TASK BRIEF:
Tally every line of the listing below that holds "CODE", then give the tally alone.

INFORMATION GIVEN:
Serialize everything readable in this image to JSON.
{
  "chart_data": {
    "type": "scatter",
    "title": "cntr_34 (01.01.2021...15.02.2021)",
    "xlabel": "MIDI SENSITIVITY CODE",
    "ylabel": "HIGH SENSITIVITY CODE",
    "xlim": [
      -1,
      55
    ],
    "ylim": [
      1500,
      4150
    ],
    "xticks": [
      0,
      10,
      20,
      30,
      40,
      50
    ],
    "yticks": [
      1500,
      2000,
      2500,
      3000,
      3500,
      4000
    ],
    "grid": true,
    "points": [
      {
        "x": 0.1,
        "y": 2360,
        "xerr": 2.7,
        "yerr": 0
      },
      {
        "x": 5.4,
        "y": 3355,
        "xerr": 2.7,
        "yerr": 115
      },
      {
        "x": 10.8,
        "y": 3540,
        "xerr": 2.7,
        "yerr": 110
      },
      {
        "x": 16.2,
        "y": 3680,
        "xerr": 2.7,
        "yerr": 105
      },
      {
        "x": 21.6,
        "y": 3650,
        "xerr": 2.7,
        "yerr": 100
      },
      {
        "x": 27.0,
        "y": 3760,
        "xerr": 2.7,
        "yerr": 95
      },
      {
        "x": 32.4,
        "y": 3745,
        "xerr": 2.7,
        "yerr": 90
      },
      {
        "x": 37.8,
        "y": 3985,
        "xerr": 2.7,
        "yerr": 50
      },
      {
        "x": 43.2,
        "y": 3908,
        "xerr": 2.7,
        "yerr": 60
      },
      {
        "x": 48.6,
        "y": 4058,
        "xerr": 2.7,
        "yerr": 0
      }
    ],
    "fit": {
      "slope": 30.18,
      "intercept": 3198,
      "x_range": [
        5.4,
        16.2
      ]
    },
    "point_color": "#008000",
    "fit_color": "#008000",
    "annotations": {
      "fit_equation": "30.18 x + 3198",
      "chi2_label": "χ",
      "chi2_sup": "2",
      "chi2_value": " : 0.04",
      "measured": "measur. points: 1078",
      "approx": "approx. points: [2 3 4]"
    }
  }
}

ANSWER IN FULL:
2